# Your task:
Which lines in the material below contain the word "aufgrund"? Copy each of them.

# Listed entries:
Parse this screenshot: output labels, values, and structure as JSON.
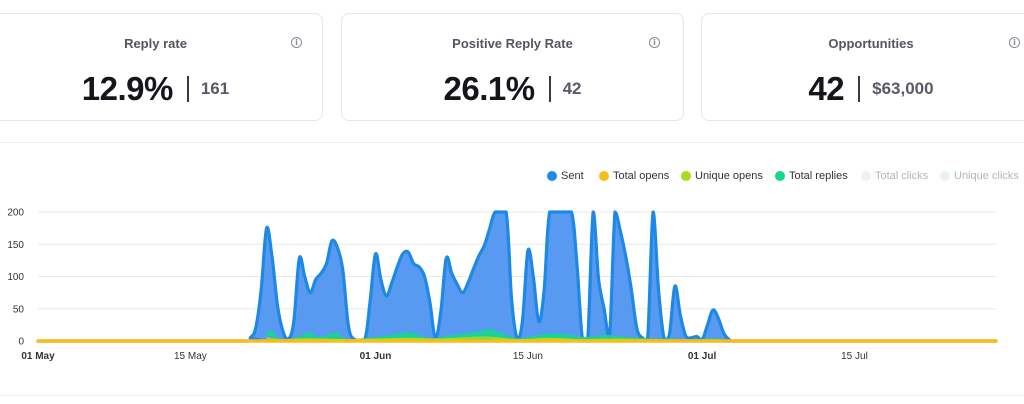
{
  "stats": [
    {
      "label": "Reply rate",
      "value": "12.9%",
      "sub_value": "161",
      "info": "i"
    },
    {
      "label": "Positive Reply Rate",
      "value": "26.1%",
      "sub_value": "42",
      "info": "i"
    },
    {
      "label": "Opportunities",
      "value": "42",
      "sub_value": "$63,000",
      "info": "i"
    }
  ],
  "colors": {
    "sent": "#1e88e5",
    "sent_fill": "#4f95f0",
    "total_opens": "#fbbc18",
    "unique_opens": "#a6e01c",
    "total_replies": "#14d88c",
    "total_clicks": "#eef1f7",
    "unique_clicks": "#e6f5ee",
    "grid": "#e8e8e8"
  },
  "chart_data": {
    "type": "area",
    "legend": [
      {
        "name": "Sent",
        "color": "#1e88e5",
        "enabled": true
      },
      {
        "name": "Total opens",
        "color": "#fbbc18",
        "enabled": true
      },
      {
        "name": "Unique opens",
        "color": "#a6e01c",
        "enabled": true
      },
      {
        "name": "Total replies",
        "color": "#14d88c",
        "enabled": true
      },
      {
        "name": "Total clicks",
        "color": "#eef1f7",
        "enabled": false
      },
      {
        "name": "Unique clicks",
        "color": "#e6f5ee",
        "enabled": false
      }
    ],
    "legend_position": "top-right",
    "grid": true,
    "ylim": [
      0,
      200
    ],
    "yticks": [
      "0",
      "50",
      "100",
      "150",
      "200"
    ],
    "xticks": [
      {
        "label": "01 May",
        "day": 0,
        "bold": true
      },
      {
        "label": "15 May",
        "day": 14,
        "bold": false
      },
      {
        "label": "01 Jun",
        "day": 31,
        "bold": true
      },
      {
        "label": "15 Jun",
        "day": 45,
        "bold": false
      },
      {
        "label": "01 Jul",
        "day": 61,
        "bold": true
      },
      {
        "label": "15 Jul",
        "day": 75,
        "bold": false
      }
    ],
    "series": [
      {
        "name": "Sent",
        "points": [
          [
            0,
            0
          ],
          [
            19,
            0
          ],
          [
            19.5,
            5
          ],
          [
            20,
            20
          ],
          [
            20.5,
            80
          ],
          [
            21,
            175
          ],
          [
            21.5,
            130
          ],
          [
            22,
            55
          ],
          [
            22.5,
            15
          ],
          [
            23,
            3
          ],
          [
            23.5,
            30
          ],
          [
            24,
            128
          ],
          [
            24.5,
            100
          ],
          [
            25,
            75
          ],
          [
            25.5,
            95
          ],
          [
            26,
            105
          ],
          [
            26.5,
            120
          ],
          [
            27,
            155
          ],
          [
            27.5,
            145
          ],
          [
            28,
            110
          ],
          [
            28.5,
            25
          ],
          [
            29,
            3
          ],
          [
            30,
            2
          ],
          [
            30.5,
            60
          ],
          [
            31,
            135
          ],
          [
            31.5,
            95
          ],
          [
            32,
            70
          ],
          [
            32.5,
            90
          ],
          [
            33,
            115
          ],
          [
            33.5,
            135
          ],
          [
            34,
            138
          ],
          [
            34.5,
            120
          ],
          [
            35,
            115
          ],
          [
            35.5,
            100
          ],
          [
            36,
            60
          ],
          [
            36.5,
            5
          ],
          [
            37,
            45
          ],
          [
            37.5,
            128
          ],
          [
            38,
            105
          ],
          [
            38.5,
            88
          ],
          [
            39,
            75
          ],
          [
            39.5,
            90
          ],
          [
            40,
            112
          ],
          [
            40.5,
            132
          ],
          [
            41,
            148
          ],
          [
            41.5,
            175
          ],
          [
            42,
            200
          ],
          [
            43,
            200
          ],
          [
            43.5,
            65
          ],
          [
            44,
            5
          ],
          [
            44.5,
            30
          ],
          [
            45,
            140
          ],
          [
            45.5,
            100
          ],
          [
            46,
            30
          ],
          [
            46.5,
            80
          ],
          [
            47,
            200
          ],
          [
            48,
            200
          ],
          [
            49,
            200
          ],
          [
            49.5,
            120
          ],
          [
            50,
            5
          ],
          [
            50.5,
            5
          ],
          [
            51,
            200
          ],
          [
            51.5,
            95
          ],
          [
            52,
            50
          ],
          [
            52.5,
            5
          ],
          [
            53,
            200
          ],
          [
            53.5,
            170
          ],
          [
            54,
            130
          ],
          [
            54.5,
            80
          ],
          [
            55,
            20
          ],
          [
            55.5,
            5
          ],
          [
            56,
            3
          ],
          [
            56.5,
            200
          ],
          [
            57,
            80
          ],
          [
            57.5,
            5
          ],
          [
            58,
            10
          ],
          [
            58.5,
            85
          ],
          [
            59,
            40
          ],
          [
            59.5,
            8
          ],
          [
            60,
            5
          ],
          [
            60.5,
            7
          ],
          [
            61,
            2
          ],
          [
            61.5,
            25
          ],
          [
            62,
            48
          ],
          [
            62.5,
            35
          ],
          [
            63,
            12
          ],
          [
            63.5,
            2
          ],
          [
            64,
            0
          ],
          [
            88,
            0
          ]
        ]
      },
      {
        "name": "Total replies",
        "points": [
          [
            0,
            0
          ],
          [
            20,
            0
          ],
          [
            21,
            12
          ],
          [
            21.5,
            14
          ],
          [
            22,
            4
          ],
          [
            23,
            2
          ],
          [
            24,
            6
          ],
          [
            25,
            12
          ],
          [
            25.5,
            6
          ],
          [
            26,
            5
          ],
          [
            27,
            10
          ],
          [
            27.5,
            12
          ],
          [
            28,
            4
          ],
          [
            29,
            2
          ],
          [
            31,
            5
          ],
          [
            32,
            7
          ],
          [
            33,
            10
          ],
          [
            34,
            12
          ],
          [
            35,
            8
          ],
          [
            36,
            3
          ],
          [
            37,
            5
          ],
          [
            38,
            8
          ],
          [
            39,
            10
          ],
          [
            40,
            12
          ],
          [
            41,
            15
          ],
          [
            41.5,
            18
          ],
          [
            42,
            14
          ],
          [
            43,
            8
          ],
          [
            44,
            3
          ],
          [
            45,
            5
          ],
          [
            46,
            8
          ],
          [
            47,
            10
          ],
          [
            48,
            10
          ],
          [
            49,
            8
          ],
          [
            50,
            5
          ],
          [
            51,
            6
          ],
          [
            52,
            8
          ],
          [
            53,
            7
          ],
          [
            54,
            5
          ],
          [
            55,
            4
          ],
          [
            56,
            3
          ],
          [
            57,
            2
          ],
          [
            58,
            3
          ],
          [
            59,
            2
          ],
          [
            61,
            2
          ],
          [
            62,
            3
          ],
          [
            63,
            1
          ],
          [
            64,
            0
          ],
          [
            88,
            0
          ]
        ]
      },
      {
        "name": "Unique opens",
        "points": [
          [
            0,
            0
          ],
          [
            20,
            0
          ],
          [
            21,
            5
          ],
          [
            22,
            2
          ],
          [
            24,
            3
          ],
          [
            26,
            3
          ],
          [
            28,
            2
          ],
          [
            31,
            3
          ],
          [
            34,
            4
          ],
          [
            37,
            3
          ],
          [
            41,
            6
          ],
          [
            44,
            2
          ],
          [
            47,
            4
          ],
          [
            50,
            2
          ],
          [
            53,
            3
          ],
          [
            56,
            2
          ],
          [
            59,
            1
          ],
          [
            63,
            0
          ],
          [
            88,
            0
          ]
        ]
      },
      {
        "name": "Total opens",
        "points": [
          [
            0,
            0
          ],
          [
            88,
            0
          ]
        ]
      }
    ]
  }
}
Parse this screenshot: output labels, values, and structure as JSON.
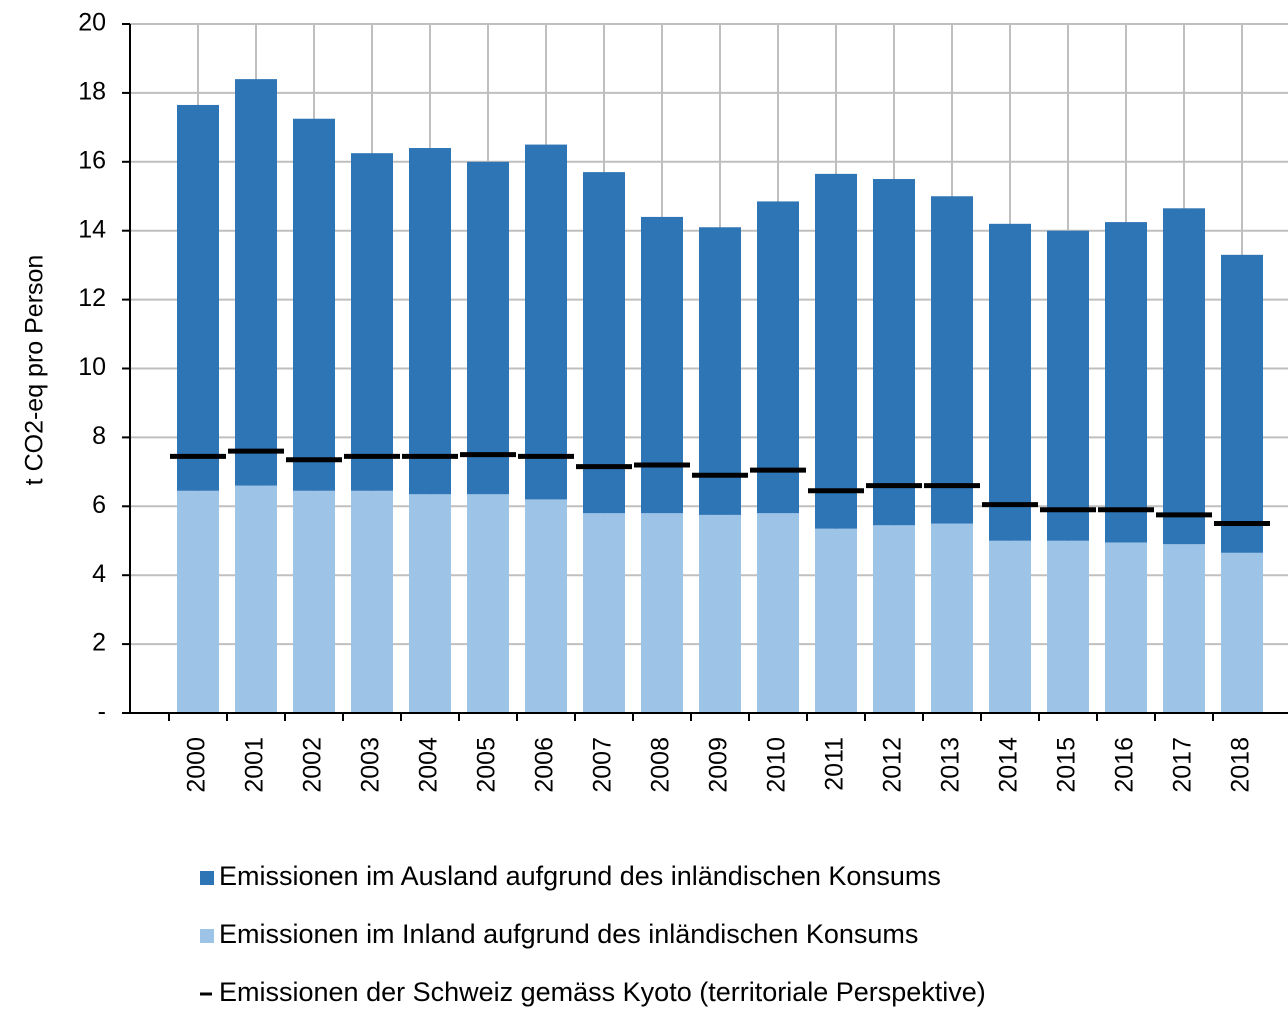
{
  "chart_data": {
    "type": "bar",
    "y_label": "t CO2-eq  pro Person",
    "categories": [
      "2000",
      "2001",
      "2002",
      "2003",
      "2004",
      "2005",
      "2006",
      "2007",
      "2008",
      "2009",
      "2010",
      "2011",
      "2012",
      "2013",
      "2014",
      "2015",
      "2016",
      "2017",
      "2018"
    ],
    "series": [
      {
        "name": "Emissionen im Ausland aufgrund des inländischen Konsums",
        "type": "bar",
        "color": "#2e75b6",
        "values": [
          11.2,
          11.8,
          10.8,
          9.8,
          10.05,
          9.65,
          10.3,
          9.9,
          8.6,
          8.35,
          9.05,
          10.3,
          10.05,
          9.5,
          9.2,
          9.0,
          9.3,
          9.75,
          8.65
        ]
      },
      {
        "name": "Emissionen im Inland aufgrund des inländischen Konsums",
        "type": "bar",
        "color": "#9dc3e6",
        "values": [
          6.45,
          6.6,
          6.45,
          6.45,
          6.35,
          6.35,
          6.2,
          5.8,
          5.8,
          5.75,
          5.8,
          5.35,
          5.45,
          5.5,
          5.0,
          5.0,
          4.95,
          4.9,
          4.65
        ]
      },
      {
        "name": "Emissionen der Schweiz gemäss Kyoto (territoriale Perspektive)",
        "type": "marker",
        "color": "#000000",
        "values": [
          7.45,
          7.6,
          7.35,
          7.45,
          7.45,
          7.5,
          7.45,
          7.15,
          7.2,
          6.9,
          7.05,
          6.45,
          6.6,
          6.6,
          6.05,
          5.9,
          5.9,
          5.75,
          5.5
        ]
      }
    ],
    "ylim": [
      0,
      20
    ],
    "yticks": [
      {
        "value": 0,
        "label": "-"
      },
      2,
      4,
      6,
      8,
      10,
      12,
      14,
      16,
      18,
      20
    ],
    "grid": true
  }
}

# Result:
        "name": "Emissionen im Ausland aufgrund des inländischen Konsums",
        "name": "Emissionen im Inland aufgrund des inländischen Konsums",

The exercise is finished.